>> begin RECORDS SHOWN
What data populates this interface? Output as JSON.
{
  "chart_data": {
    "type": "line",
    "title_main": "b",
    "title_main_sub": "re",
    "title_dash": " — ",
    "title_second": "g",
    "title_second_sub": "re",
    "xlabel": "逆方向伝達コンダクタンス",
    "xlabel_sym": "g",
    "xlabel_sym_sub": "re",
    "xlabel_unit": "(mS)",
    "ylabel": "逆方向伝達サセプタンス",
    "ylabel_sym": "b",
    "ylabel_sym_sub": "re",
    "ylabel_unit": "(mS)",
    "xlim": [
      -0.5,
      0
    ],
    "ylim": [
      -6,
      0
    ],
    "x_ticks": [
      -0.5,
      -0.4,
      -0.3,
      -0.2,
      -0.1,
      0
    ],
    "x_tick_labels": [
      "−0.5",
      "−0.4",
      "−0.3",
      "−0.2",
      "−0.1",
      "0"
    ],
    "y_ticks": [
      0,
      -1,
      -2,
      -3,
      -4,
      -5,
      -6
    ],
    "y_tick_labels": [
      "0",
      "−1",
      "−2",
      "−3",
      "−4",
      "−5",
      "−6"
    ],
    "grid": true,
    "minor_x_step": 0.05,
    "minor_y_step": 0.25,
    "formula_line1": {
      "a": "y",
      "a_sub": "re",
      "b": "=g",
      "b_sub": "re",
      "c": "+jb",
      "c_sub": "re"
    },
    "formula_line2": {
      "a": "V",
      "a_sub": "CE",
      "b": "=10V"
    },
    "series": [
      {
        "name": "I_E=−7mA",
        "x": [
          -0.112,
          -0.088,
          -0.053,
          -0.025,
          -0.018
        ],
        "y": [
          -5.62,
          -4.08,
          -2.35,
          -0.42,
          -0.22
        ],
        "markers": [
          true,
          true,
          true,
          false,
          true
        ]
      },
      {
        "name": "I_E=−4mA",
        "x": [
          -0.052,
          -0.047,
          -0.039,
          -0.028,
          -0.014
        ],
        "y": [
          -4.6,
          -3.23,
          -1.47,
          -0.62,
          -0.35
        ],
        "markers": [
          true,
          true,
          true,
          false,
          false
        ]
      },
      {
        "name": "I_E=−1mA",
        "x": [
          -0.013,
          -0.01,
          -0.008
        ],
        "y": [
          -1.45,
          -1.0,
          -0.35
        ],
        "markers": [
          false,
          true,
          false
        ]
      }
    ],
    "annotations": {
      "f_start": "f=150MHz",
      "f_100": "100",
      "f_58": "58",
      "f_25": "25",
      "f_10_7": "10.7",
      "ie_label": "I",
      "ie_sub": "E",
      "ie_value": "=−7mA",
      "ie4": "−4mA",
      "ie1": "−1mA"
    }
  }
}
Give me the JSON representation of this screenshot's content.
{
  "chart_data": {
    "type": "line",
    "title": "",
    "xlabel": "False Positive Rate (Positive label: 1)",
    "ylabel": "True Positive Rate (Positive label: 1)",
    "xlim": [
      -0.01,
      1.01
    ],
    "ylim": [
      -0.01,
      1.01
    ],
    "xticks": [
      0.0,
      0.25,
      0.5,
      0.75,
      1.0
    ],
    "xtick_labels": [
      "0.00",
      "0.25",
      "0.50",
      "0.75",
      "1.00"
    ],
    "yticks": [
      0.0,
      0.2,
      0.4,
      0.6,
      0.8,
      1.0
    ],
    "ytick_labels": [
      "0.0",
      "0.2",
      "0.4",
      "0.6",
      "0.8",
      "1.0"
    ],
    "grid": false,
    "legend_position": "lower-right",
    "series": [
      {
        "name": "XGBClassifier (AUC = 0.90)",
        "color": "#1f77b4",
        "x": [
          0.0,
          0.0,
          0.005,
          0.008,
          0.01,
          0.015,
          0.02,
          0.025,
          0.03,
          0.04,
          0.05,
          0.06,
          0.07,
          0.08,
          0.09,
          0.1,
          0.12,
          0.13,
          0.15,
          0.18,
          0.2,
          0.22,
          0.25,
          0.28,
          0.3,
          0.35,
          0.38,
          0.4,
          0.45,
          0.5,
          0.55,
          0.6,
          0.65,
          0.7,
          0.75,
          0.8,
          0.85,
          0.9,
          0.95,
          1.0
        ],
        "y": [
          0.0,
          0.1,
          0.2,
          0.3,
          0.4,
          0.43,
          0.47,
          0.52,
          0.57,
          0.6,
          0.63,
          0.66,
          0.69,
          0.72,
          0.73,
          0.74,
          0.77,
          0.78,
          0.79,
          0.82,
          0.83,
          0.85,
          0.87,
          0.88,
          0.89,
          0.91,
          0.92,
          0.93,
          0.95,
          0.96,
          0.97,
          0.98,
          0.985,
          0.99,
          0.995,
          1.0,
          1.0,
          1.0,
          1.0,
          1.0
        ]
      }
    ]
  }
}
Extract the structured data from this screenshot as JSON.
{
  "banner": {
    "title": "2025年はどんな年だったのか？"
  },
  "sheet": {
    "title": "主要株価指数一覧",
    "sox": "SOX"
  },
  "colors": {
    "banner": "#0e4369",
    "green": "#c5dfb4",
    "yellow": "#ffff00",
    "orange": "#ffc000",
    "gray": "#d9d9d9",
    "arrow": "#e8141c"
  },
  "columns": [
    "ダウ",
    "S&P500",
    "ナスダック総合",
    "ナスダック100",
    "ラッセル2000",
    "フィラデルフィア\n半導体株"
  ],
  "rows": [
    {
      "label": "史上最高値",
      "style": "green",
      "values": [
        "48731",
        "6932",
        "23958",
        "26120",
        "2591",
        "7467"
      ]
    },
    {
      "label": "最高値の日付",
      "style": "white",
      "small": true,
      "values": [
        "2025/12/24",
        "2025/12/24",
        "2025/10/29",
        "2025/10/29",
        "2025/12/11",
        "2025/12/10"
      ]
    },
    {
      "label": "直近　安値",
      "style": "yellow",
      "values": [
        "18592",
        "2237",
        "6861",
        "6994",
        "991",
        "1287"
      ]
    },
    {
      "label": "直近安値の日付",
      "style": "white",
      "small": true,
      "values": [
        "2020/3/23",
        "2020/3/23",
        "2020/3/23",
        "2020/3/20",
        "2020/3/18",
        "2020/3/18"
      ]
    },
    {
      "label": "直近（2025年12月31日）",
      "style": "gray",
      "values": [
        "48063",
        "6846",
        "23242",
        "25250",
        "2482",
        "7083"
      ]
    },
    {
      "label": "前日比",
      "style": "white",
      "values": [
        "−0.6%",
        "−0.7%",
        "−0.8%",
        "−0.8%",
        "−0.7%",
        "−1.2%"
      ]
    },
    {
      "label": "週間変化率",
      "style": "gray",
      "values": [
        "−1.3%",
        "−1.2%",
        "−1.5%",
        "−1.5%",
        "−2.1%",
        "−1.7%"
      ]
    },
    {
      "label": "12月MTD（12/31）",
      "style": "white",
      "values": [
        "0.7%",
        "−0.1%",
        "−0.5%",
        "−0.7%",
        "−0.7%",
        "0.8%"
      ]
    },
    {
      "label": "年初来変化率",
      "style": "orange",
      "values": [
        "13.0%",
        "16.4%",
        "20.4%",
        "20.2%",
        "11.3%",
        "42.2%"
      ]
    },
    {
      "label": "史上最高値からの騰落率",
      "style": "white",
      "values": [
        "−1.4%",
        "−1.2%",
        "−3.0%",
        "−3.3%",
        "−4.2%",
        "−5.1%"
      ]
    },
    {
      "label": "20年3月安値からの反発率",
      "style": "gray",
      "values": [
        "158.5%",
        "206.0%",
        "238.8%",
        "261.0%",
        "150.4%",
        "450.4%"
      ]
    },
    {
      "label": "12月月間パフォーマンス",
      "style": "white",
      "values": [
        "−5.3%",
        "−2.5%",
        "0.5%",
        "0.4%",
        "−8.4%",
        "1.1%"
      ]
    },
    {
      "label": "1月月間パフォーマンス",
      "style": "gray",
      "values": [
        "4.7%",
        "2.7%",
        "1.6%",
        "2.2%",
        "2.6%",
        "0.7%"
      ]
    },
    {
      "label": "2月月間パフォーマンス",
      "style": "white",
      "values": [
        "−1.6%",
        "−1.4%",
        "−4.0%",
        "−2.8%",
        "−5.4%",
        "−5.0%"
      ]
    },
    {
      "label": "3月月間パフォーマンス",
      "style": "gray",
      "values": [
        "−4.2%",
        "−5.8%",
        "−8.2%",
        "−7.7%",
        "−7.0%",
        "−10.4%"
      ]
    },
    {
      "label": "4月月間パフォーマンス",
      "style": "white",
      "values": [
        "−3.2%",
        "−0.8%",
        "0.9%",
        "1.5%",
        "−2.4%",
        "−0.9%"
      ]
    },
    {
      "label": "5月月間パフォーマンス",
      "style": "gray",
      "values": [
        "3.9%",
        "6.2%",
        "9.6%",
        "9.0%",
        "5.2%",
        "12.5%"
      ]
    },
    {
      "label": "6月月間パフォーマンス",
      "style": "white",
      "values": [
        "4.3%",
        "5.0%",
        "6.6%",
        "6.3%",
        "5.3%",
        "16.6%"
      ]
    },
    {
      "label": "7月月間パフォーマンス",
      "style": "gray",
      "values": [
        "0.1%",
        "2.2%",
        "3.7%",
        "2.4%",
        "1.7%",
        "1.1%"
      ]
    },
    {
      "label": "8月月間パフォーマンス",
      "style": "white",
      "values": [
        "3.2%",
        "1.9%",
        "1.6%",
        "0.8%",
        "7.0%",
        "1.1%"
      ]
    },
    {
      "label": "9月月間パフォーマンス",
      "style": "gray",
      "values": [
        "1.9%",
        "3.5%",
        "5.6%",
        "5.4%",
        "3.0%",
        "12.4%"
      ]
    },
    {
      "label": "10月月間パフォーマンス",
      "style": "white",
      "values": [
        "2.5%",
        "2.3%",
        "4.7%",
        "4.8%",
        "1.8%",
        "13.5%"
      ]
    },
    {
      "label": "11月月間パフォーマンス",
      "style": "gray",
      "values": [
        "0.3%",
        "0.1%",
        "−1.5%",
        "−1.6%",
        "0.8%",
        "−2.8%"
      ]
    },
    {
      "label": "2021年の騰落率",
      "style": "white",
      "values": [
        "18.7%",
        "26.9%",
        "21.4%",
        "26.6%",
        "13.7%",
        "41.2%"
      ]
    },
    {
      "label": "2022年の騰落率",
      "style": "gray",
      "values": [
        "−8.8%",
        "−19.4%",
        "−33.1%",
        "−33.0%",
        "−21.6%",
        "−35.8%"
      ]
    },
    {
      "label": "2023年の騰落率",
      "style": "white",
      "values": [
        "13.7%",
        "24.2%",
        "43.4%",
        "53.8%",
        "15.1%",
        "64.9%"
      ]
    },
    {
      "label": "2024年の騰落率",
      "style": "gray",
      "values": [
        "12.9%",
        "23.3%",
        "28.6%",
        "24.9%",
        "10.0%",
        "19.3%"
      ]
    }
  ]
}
>> end RECORDS SHOWN
• WHAT IS NEEDED: From the entries above, pull out each line that includes "this".

• THE COMPLETED TASK:
What data populates this interface? Output as JSON.
Give me the JSON representation of this screenshot's content.
Extract the structured data from this screenshot as JSON.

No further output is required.